§ Problem description: Using the records that follow, copy every line containing the word "text".

BEGIN Record set

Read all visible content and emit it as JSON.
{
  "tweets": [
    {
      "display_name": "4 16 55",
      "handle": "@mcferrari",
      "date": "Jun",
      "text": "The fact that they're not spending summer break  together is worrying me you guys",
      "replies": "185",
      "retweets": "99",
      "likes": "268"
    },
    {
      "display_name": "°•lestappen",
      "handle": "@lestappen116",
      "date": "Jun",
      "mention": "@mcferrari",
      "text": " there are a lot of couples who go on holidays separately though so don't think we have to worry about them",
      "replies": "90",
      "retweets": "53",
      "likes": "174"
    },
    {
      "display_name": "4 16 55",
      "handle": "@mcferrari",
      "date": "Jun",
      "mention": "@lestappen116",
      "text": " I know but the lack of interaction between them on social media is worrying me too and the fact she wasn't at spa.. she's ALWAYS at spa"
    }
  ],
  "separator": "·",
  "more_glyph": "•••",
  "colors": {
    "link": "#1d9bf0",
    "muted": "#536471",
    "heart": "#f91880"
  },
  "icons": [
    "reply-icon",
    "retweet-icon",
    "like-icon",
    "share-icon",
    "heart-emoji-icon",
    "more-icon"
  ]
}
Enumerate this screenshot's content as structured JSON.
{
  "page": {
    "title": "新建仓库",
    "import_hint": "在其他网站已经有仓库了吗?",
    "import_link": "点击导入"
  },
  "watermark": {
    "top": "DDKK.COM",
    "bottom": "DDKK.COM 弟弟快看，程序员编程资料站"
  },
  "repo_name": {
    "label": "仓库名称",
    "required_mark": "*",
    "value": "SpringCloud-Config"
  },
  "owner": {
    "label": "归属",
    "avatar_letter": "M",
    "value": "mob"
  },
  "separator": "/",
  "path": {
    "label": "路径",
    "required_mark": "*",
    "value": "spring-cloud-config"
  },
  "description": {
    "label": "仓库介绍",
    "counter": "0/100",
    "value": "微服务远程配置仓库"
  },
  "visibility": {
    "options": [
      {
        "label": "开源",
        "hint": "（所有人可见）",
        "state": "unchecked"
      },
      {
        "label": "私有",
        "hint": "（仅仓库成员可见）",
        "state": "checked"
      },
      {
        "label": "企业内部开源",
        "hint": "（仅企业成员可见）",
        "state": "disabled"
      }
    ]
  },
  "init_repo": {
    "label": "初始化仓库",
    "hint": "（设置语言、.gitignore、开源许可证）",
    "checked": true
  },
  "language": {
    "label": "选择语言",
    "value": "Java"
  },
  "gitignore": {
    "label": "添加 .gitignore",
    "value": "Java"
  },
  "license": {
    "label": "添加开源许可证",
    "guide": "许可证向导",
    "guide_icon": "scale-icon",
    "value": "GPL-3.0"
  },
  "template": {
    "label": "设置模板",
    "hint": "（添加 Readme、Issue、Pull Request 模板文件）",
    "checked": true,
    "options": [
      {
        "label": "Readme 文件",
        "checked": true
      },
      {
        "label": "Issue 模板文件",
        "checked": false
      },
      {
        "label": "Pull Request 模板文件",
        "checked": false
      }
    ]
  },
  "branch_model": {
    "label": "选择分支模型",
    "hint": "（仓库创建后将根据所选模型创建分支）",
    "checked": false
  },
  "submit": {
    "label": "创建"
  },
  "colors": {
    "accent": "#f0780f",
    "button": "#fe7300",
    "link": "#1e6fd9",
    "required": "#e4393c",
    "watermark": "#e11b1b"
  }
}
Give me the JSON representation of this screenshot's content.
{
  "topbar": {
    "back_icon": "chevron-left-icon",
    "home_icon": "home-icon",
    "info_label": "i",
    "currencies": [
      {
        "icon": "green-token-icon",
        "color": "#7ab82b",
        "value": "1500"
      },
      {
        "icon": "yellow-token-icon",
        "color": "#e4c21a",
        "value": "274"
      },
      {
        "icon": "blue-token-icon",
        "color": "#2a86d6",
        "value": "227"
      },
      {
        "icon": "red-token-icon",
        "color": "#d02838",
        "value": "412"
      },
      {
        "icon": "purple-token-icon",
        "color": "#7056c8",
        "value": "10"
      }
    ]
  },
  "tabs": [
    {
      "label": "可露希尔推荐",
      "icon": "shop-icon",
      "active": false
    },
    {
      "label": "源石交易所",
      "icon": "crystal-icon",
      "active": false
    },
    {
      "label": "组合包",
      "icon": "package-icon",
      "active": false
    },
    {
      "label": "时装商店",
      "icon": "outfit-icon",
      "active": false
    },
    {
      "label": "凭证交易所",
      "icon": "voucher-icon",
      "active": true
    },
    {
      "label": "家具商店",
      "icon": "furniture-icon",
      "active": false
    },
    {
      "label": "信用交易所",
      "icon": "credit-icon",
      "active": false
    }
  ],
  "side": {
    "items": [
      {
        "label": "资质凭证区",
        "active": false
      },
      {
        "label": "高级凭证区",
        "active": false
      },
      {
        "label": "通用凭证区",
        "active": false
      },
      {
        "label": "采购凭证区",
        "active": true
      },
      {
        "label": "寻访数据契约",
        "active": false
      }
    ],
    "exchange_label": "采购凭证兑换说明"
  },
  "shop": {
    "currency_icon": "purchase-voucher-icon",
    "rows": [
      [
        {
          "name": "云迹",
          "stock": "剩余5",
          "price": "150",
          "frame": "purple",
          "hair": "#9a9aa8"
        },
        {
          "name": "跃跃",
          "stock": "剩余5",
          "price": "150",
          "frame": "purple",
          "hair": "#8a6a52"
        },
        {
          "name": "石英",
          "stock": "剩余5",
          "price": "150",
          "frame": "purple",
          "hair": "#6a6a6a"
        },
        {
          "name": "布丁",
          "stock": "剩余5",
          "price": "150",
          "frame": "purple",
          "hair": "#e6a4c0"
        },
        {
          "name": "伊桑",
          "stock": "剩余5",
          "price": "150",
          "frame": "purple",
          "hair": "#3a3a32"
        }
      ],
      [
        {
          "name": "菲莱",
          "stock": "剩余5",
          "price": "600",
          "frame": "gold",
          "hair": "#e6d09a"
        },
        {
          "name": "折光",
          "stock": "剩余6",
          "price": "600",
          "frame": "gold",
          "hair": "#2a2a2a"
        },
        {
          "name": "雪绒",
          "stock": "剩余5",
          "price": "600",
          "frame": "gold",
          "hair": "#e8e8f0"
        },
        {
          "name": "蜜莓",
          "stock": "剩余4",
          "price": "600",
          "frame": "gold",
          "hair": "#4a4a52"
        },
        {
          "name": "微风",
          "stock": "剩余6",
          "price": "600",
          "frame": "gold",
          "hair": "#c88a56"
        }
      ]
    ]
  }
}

END Record set

§ Right answer:
      "text": "The fact that they're not spending summer break  together is worrying me you guys",
      "text": " there are a lot of couples who go on holidays separately though so don't think we have to worry about them",
      "text": " I know but the lack of interaction between them on social media is worrying me too and the fact she wasn't at spa.. she's ALWAYS at spa"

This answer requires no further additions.